▼▼▼

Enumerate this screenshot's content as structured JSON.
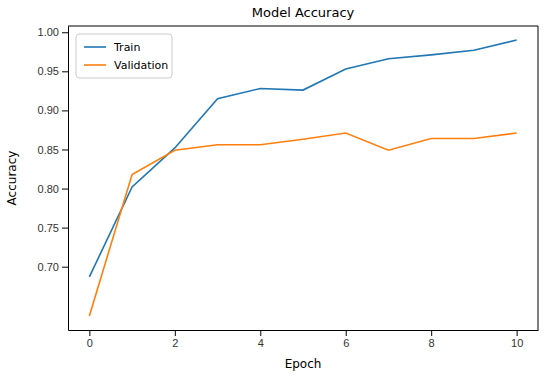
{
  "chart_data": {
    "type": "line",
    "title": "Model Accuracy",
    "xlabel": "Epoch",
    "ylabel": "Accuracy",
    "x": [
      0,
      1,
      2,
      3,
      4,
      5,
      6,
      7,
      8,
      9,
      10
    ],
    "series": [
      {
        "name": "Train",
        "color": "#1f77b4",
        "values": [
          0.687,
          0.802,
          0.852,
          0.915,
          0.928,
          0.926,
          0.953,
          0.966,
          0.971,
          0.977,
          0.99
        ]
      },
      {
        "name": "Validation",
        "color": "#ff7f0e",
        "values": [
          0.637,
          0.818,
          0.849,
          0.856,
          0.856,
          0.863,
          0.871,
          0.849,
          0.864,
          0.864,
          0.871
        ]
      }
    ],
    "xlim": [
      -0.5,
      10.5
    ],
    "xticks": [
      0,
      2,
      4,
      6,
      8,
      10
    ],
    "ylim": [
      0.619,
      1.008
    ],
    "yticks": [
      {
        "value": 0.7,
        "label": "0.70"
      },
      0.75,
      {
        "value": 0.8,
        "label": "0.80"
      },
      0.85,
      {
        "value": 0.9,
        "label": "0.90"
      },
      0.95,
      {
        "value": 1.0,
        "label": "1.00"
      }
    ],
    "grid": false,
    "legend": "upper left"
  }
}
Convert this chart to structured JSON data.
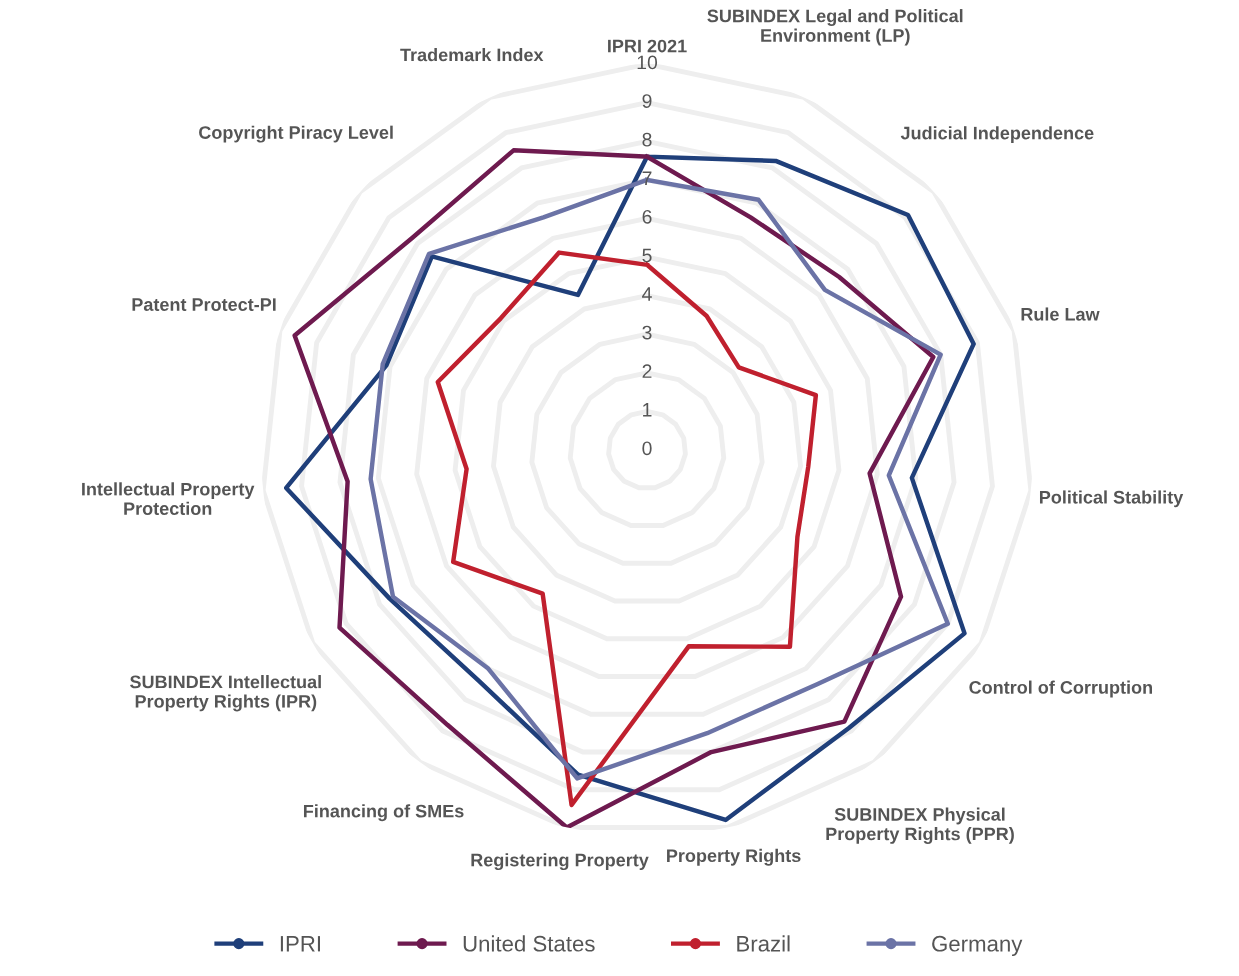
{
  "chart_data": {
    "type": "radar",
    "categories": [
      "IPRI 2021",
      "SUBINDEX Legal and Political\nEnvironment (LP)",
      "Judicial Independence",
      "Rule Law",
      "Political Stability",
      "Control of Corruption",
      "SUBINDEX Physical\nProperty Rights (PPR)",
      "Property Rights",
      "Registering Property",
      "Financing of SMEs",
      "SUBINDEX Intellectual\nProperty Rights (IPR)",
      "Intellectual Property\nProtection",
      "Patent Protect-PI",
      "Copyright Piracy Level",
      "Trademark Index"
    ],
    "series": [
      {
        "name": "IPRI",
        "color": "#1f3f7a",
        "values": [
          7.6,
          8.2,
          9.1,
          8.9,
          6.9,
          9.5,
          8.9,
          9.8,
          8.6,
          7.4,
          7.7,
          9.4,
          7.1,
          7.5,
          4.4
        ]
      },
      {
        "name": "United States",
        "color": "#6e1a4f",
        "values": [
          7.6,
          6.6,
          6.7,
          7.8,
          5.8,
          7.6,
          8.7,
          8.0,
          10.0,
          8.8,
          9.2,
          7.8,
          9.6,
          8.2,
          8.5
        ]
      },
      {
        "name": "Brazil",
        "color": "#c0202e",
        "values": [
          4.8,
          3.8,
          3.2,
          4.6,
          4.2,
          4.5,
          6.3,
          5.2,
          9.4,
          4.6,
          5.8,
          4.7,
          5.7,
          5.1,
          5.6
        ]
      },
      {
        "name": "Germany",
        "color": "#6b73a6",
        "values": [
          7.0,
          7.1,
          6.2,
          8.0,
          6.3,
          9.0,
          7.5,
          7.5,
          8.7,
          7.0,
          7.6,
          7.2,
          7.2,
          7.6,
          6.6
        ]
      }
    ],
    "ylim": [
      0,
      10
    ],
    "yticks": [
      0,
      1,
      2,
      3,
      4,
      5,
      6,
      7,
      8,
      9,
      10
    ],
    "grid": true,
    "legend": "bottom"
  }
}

▲▲▲
▼▼▼

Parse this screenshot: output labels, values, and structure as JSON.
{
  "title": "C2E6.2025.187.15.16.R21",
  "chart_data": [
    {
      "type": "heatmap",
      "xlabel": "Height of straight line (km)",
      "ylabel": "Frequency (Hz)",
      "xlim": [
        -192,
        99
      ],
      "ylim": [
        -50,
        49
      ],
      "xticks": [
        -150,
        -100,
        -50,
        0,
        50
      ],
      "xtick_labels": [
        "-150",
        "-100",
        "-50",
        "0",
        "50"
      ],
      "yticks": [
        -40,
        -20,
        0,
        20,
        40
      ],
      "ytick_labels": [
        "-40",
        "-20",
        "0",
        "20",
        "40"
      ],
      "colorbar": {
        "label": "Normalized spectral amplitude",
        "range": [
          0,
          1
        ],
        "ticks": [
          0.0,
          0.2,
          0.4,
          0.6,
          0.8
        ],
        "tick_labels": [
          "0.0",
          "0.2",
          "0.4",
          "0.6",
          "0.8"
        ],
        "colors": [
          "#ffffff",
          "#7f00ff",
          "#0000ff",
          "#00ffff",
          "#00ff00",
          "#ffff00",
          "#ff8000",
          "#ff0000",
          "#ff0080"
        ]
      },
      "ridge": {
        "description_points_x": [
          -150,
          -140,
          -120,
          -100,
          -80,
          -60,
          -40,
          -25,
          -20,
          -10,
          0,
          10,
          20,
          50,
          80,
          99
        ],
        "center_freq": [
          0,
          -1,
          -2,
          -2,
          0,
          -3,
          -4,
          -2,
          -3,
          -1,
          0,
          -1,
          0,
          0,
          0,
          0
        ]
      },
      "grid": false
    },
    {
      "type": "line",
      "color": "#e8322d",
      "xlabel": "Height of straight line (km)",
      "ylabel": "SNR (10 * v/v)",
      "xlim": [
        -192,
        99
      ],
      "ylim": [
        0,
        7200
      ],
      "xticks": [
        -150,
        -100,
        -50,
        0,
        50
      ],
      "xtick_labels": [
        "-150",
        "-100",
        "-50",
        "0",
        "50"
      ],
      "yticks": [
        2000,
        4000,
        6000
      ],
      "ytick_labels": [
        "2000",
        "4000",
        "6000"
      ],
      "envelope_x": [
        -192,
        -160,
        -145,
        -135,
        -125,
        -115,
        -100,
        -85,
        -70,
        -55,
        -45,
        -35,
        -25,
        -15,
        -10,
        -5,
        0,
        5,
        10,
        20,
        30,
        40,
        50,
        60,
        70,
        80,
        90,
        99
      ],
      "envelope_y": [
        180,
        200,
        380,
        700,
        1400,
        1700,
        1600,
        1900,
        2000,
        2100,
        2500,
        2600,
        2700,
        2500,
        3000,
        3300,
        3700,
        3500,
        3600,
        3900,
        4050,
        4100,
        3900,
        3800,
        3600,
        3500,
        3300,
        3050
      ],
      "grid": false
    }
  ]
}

▲▲▲

Tell how many lines of the records above hold the string "Rights". Give no other text.

→ **Exercise answer**
3